───── Supplied entries ─────

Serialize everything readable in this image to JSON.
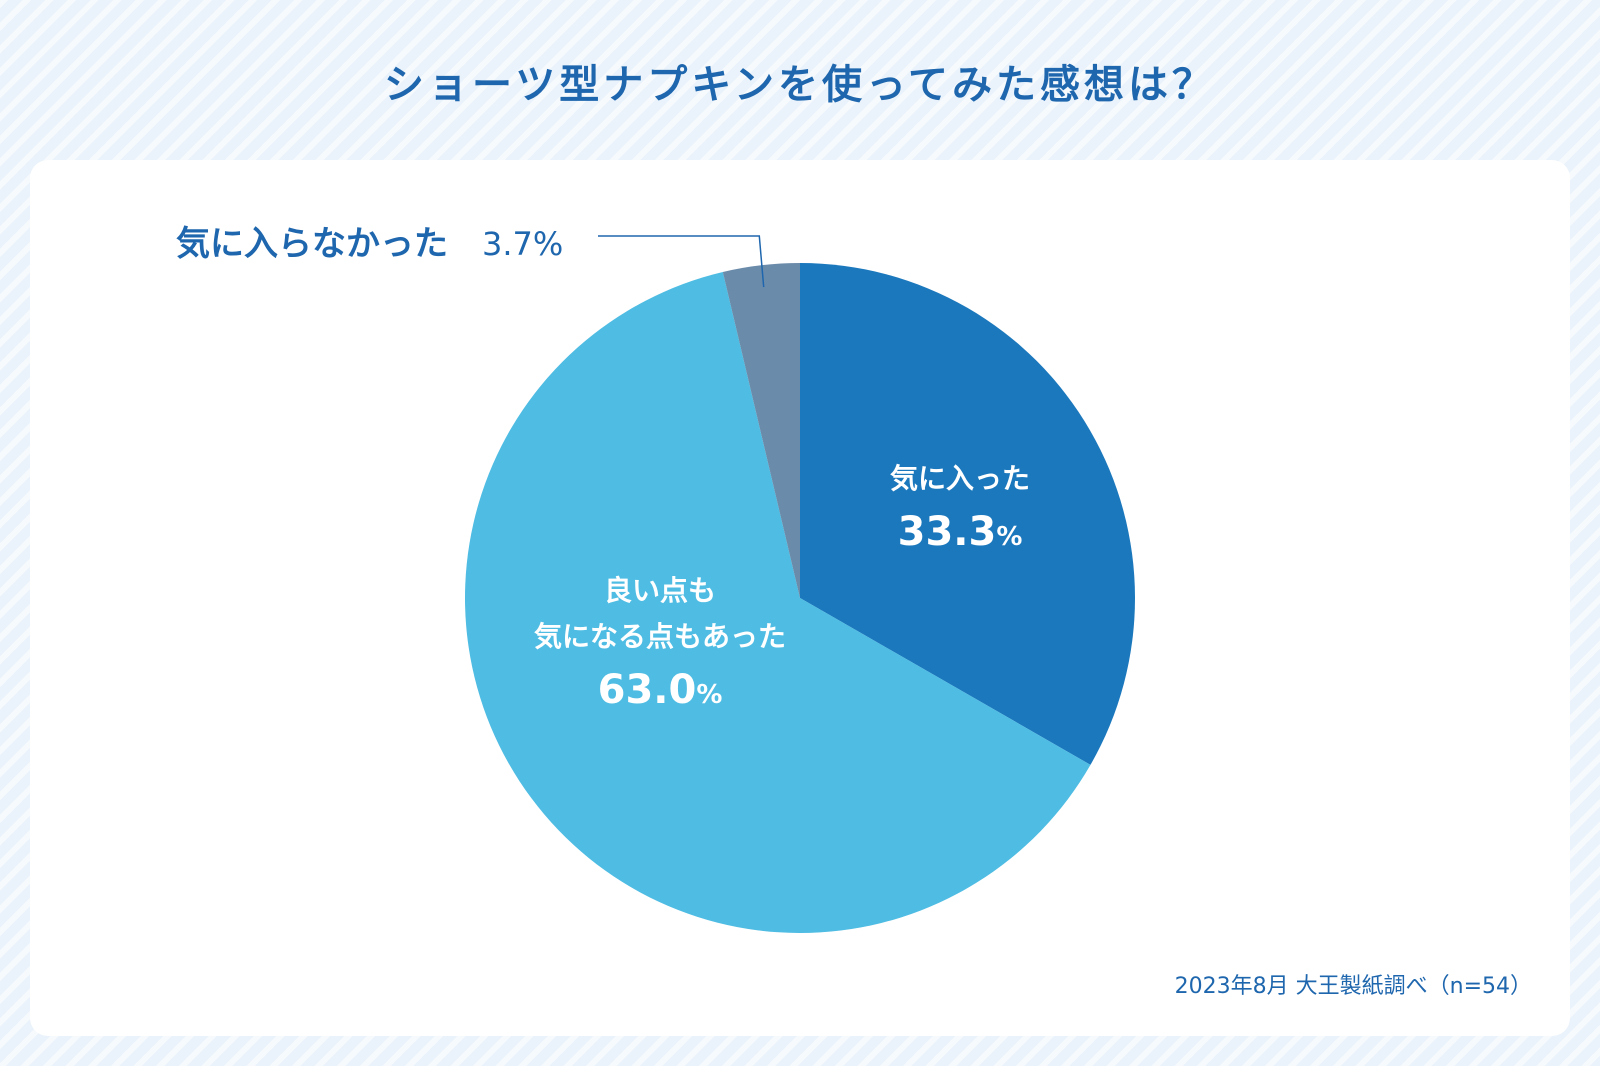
{
  "title": "ショーツ型ナプキンを使ってみた感想は？",
  "chart_data": {
    "type": "pie",
    "title": "ショーツ型ナプキンを使ってみた感想は？",
    "slices": [
      {
        "label": "気に入った",
        "label_lines": [
          "気に入った"
        ],
        "value": 33.3,
        "value_text": "33.3",
        "unit": "%",
        "color": "#1b78bd"
      },
      {
        "label": "良い点も気になる点もあった",
        "label_lines": [
          "良い点も",
          "気になる点もあった"
        ],
        "value": 63.0,
        "value_text": "63.0",
        "unit": "%",
        "color": "#4ebce3"
      },
      {
        "label": "気に入らなかった",
        "label_lines": [
          "気に入らなかった"
        ],
        "value": 3.7,
        "value_text": "3.7%",
        "unit": "%",
        "color": "#6b8bab"
      }
    ],
    "start": "12 o'clock",
    "direction": "clockwise",
    "legend": "none"
  },
  "source": "2023年8月 大王製紙調べ（n=54）",
  "colors": {
    "title": "#1e66ad",
    "background": "#eaf3fb",
    "card": "#ffffff",
    "leader_line": "#1e66ad"
  }
}
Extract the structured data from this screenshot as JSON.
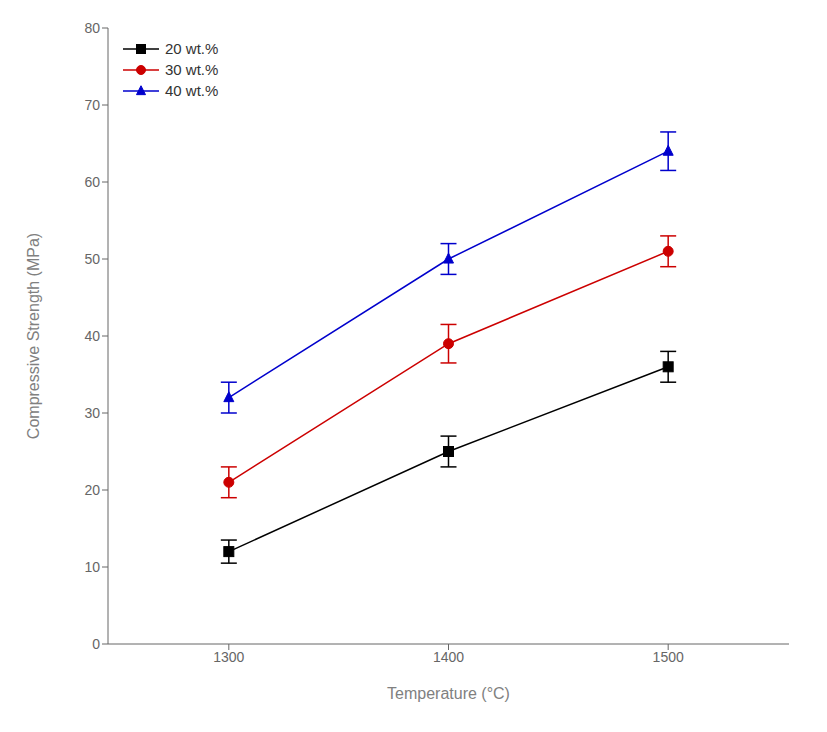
{
  "chart_data": {
    "type": "line",
    "x": [
      1300,
      1400,
      1500
    ],
    "series": [
      {
        "name": "20 wt.%",
        "color": "#000000",
        "marker": "square",
        "values": [
          12,
          25,
          36
        ],
        "yerr": [
          1.5,
          2.0,
          2.0
        ]
      },
      {
        "name": "30 wt.%",
        "color": "#cc0000",
        "marker": "circle",
        "values": [
          21,
          39,
          51
        ],
        "yerr": [
          2.0,
          2.5,
          2.0
        ]
      },
      {
        "name": "40 wt.%",
        "color": "#0000cc",
        "marker": "triangle",
        "values": [
          32,
          50,
          64
        ],
        "yerr": [
          2.0,
          2.0,
          2.5
        ]
      }
    ],
    "xlabel": "Temperature (°C)",
    "ylabel": "Compressive Strength (MPa)",
    "xlim": [
      1245,
      1555
    ],
    "xticks": [
      1300,
      1400,
      1500
    ],
    "ylim": [
      0,
      80
    ],
    "yticks": [
      0,
      10,
      20,
      30,
      40,
      50,
      60,
      70,
      80
    ],
    "legend": "upper left",
    "grid": false
  }
}
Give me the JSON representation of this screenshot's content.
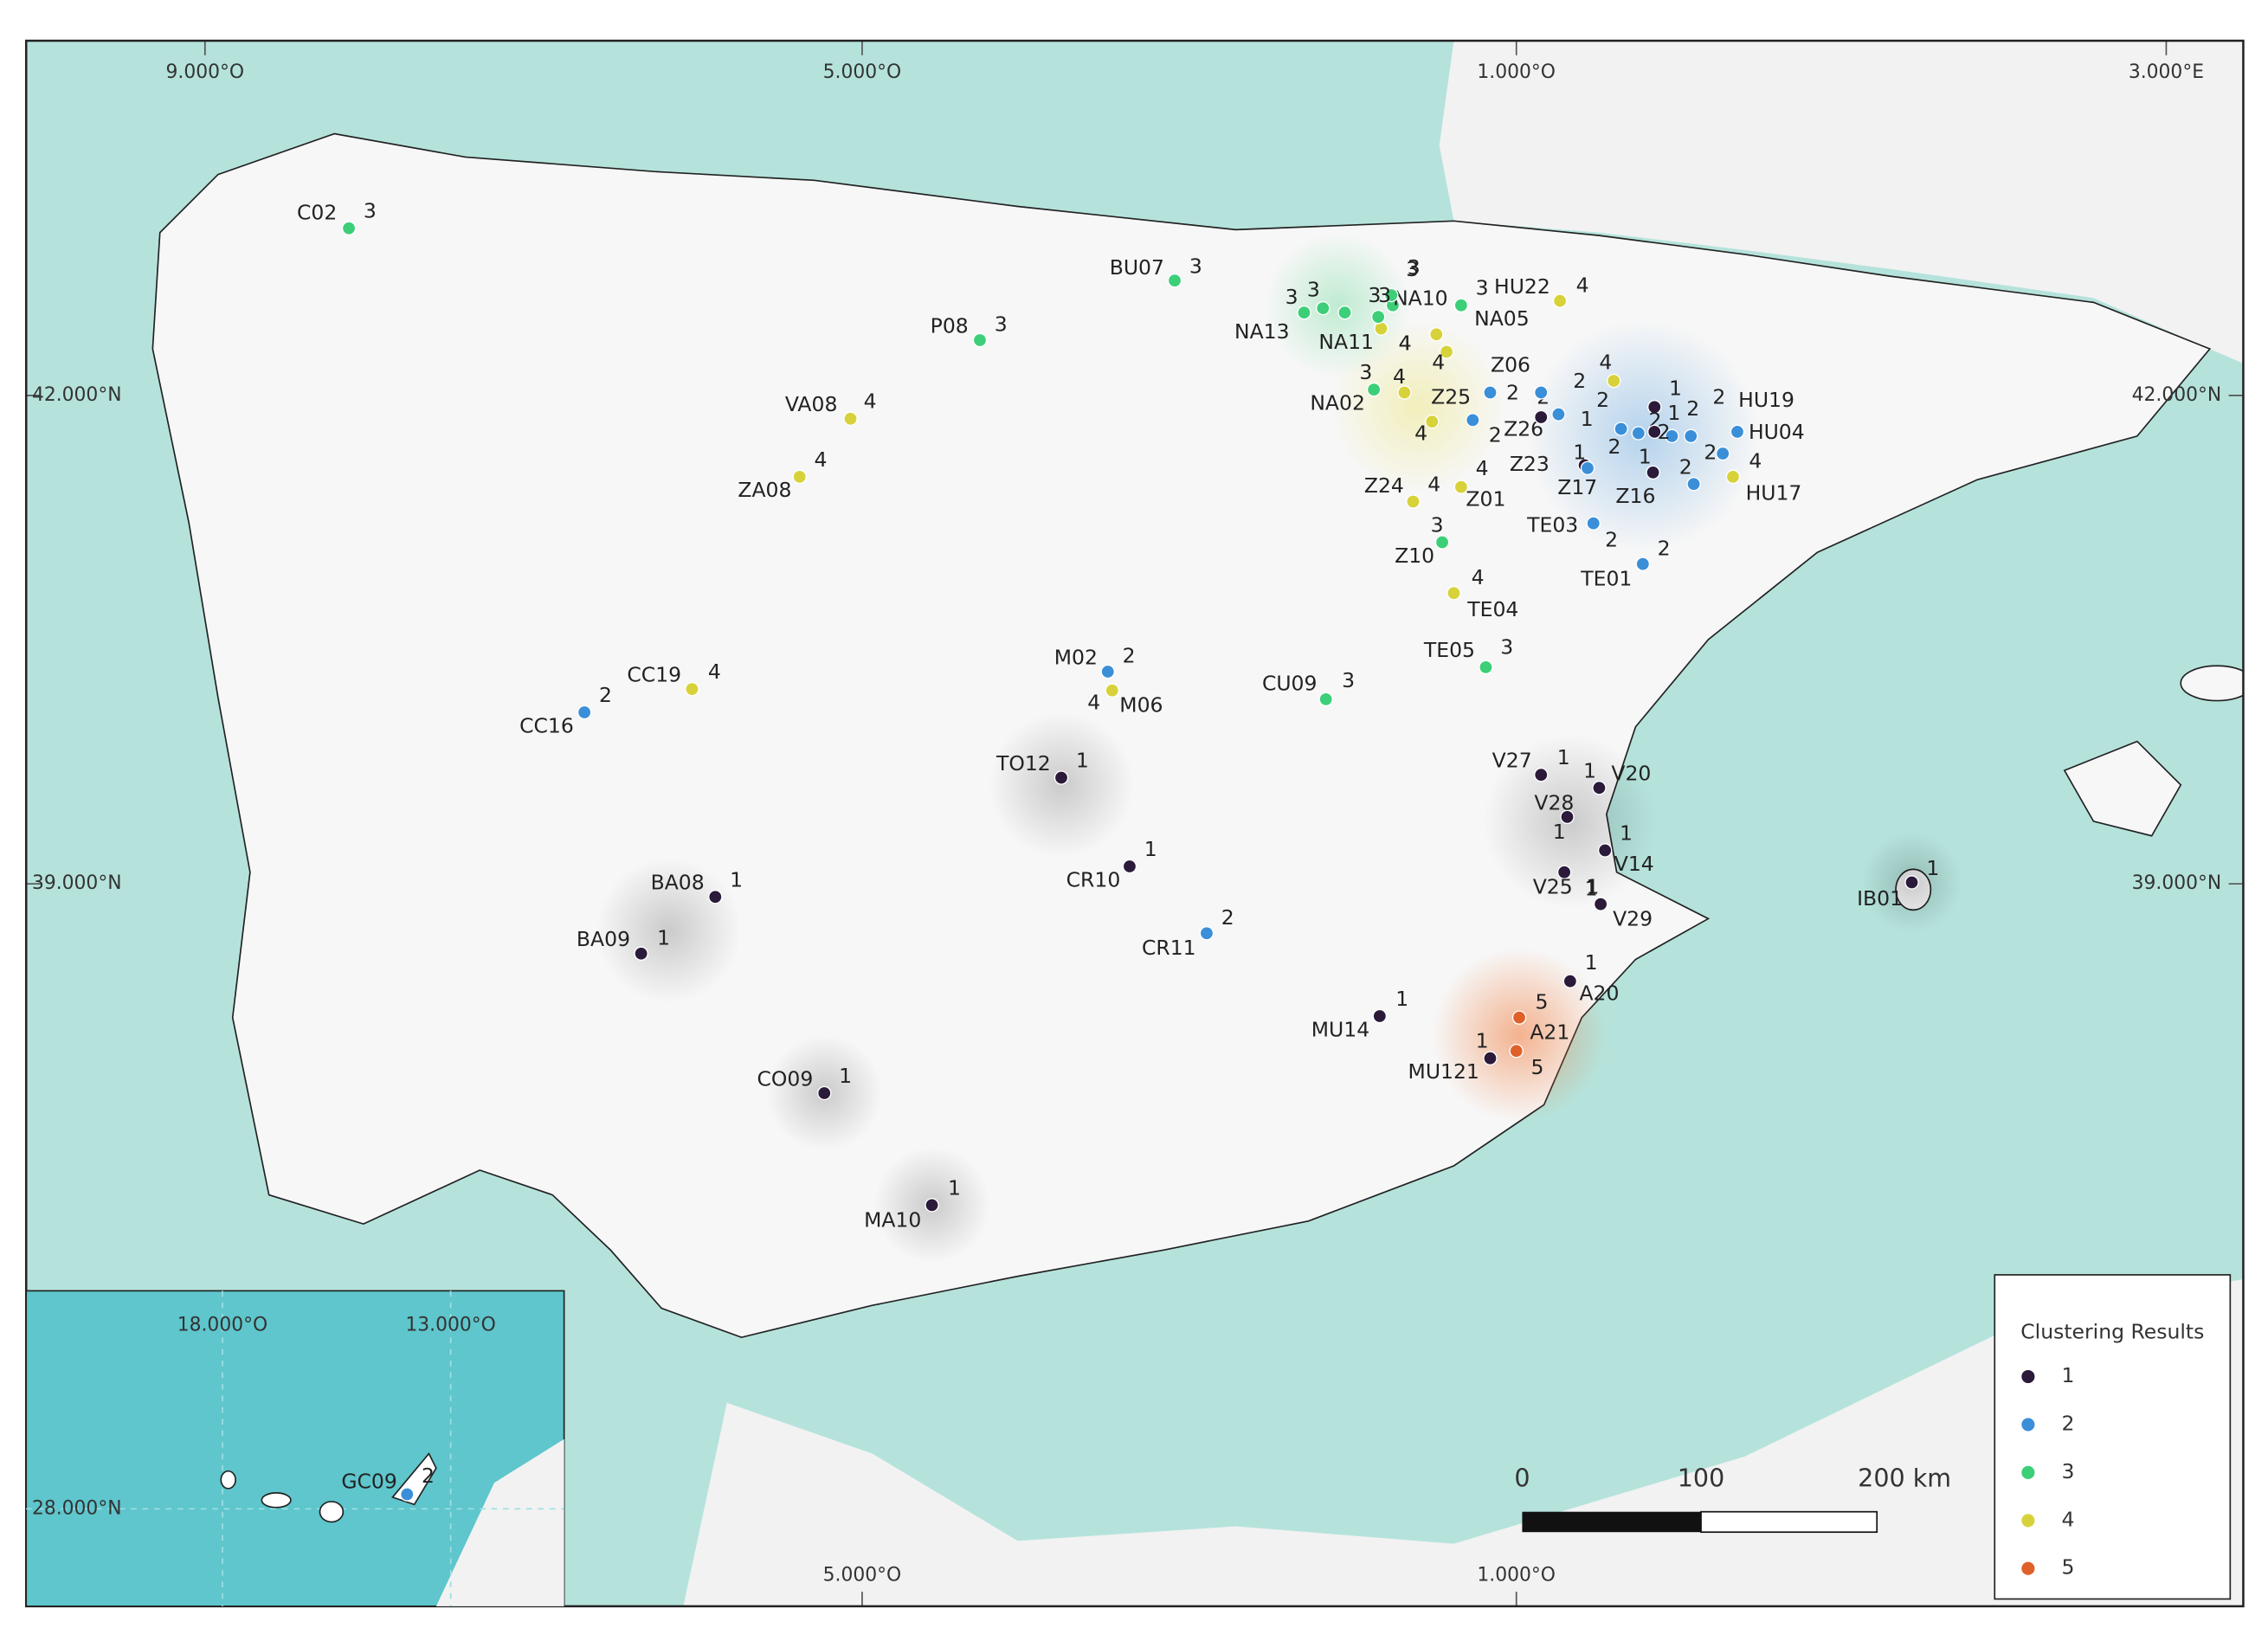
{
  "map": {
    "lon_labels_top": [
      "9.000°O",
      "5.000°O",
      "1.000°O",
      "3.000°E"
    ],
    "lat_labels": [
      "42.000°N",
      "39.000°N"
    ],
    "inset_lon_labels": [
      "18.000°O",
      "13.000°O"
    ],
    "inset_lat_label": "28.000°N",
    "lon_labels_bottom": [
      "5.000°O",
      "1.000°O"
    ],
    "legend": {
      "title": "Clustering Results",
      "items": [
        {
          "label": "1",
          "color": "#2b1a3a"
        },
        {
          "label": "2",
          "color": "#3a8fd8"
        },
        {
          "label": "3",
          "color": "#3ccf78"
        },
        {
          "label": "4",
          "color": "#d8d23a"
        },
        {
          "label": "5",
          "color": "#e0602a"
        }
      ]
    },
    "scale_bar": [
      "0",
      "100",
      "200 km"
    ],
    "points": [
      {
        "label": "C02",
        "cluster": 3
      },
      {
        "label": "BU07",
        "cluster": 3
      },
      {
        "label": "P08",
        "cluster": 3
      },
      {
        "label": "VA08",
        "cluster": 4
      },
      {
        "label": "ZA08",
        "cluster": 4
      },
      {
        "label": "NA13",
        "cluster": 3
      },
      {
        "label": "NA11",
        "cluster": 4
      },
      {
        "label": "NA10",
        "cluster": 3
      },
      {
        "label": "NA05",
        "cluster": 3
      },
      {
        "label": "HU22",
        "cluster": 4
      },
      {
        "label": "NA02",
        "cluster": 3
      },
      {
        "label": "Z06",
        "cluster": 2
      },
      {
        "label": "Z25",
        "cluster": 2
      },
      {
        "label": "Z26",
        "cluster": 2
      },
      {
        "label": "HU19",
        "cluster": 2
      },
      {
        "label": "HU04",
        "cluster": 2
      },
      {
        "label": "Z23",
        "cluster": 1
      },
      {
        "label": "Z17",
        "cluster": 2
      },
      {
        "label": "Z16",
        "cluster": 1
      },
      {
        "label": "HU17",
        "cluster": 4
      },
      {
        "label": "Z24",
        "cluster": 4
      },
      {
        "label": "Z01",
        "cluster": 4
      },
      {
        "label": "TE03",
        "cluster": 2
      },
      {
        "label": "Z10",
        "cluster": 3
      },
      {
        "label": "TE01",
        "cluster": 2
      },
      {
        "label": "TE04",
        "cluster": 4
      },
      {
        "label": "TE05",
        "cluster": 3
      },
      {
        "label": "CU09",
        "cluster": 3
      },
      {
        "label": "M02",
        "cluster": 2
      },
      {
        "label": "M06",
        "cluster": 4
      },
      {
        "label": "CC19",
        "cluster": 4
      },
      {
        "label": "CC16",
        "cluster": 2
      },
      {
        "label": "TO12",
        "cluster": 1
      },
      {
        "label": "V27",
        "cluster": 1
      },
      {
        "label": "V20",
        "cluster": 1
      },
      {
        "label": "V28",
        "cluster": 1
      },
      {
        "label": "V14",
        "cluster": 1
      },
      {
        "label": "V25",
        "cluster": 1
      },
      {
        "label": "V29",
        "cluster": 1
      },
      {
        "label": "CR10",
        "cluster": 1
      },
      {
        "label": "BA08",
        "cluster": 1
      },
      {
        "label": "BA09",
        "cluster": 1
      },
      {
        "label": "CR11",
        "cluster": 2
      },
      {
        "label": "IB01",
        "cluster": 1
      },
      {
        "label": "A20",
        "cluster": 1
      },
      {
        "label": "A21",
        "cluster": 5
      },
      {
        "label": "MU121",
        "cluster": 1
      },
      {
        "label": "MU14",
        "cluster": 1
      },
      {
        "label": "CO09",
        "cluster": 1
      },
      {
        "label": "MA10",
        "cluster": 1
      },
      {
        "label": "GC09",
        "cluster": 2
      },
      {
        "label": null,
        "cluster": 3
      },
      {
        "label": null,
        "cluster": 3
      },
      {
        "label": null,
        "cluster": 3
      },
      {
        "label": null,
        "cluster": 3
      },
      {
        "label": null,
        "cluster": 4
      },
      {
        "label": null,
        "cluster": 4
      },
      {
        "label": null,
        "cluster": 4
      },
      {
        "label": null,
        "cluster": 2
      },
      {
        "label": null,
        "cluster": 2
      },
      {
        "label": null,
        "cluster": 2
      },
      {
        "label": null,
        "cluster": 1
      },
      {
        "label": null,
        "cluster": 4
      },
      {
        "label": null,
        "cluster": 2
      },
      {
        "label": null,
        "cluster": 2
      },
      {
        "label": null,
        "cluster": 1
      },
      {
        "label": null,
        "cluster": 5
      },
      {
        "label": null,
        "cluster": 2
      },
      {
        "label": null,
        "cluster": 4
      },
      {
        "label": null,
        "cluster": 1
      }
    ]
  }
}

─────

For this exercise, gather every line of the data that contains the word "screenshot".

The reply:
Extract the structured data from this screenshot as JSON.
Give me the JSON representation of this screenshot's content.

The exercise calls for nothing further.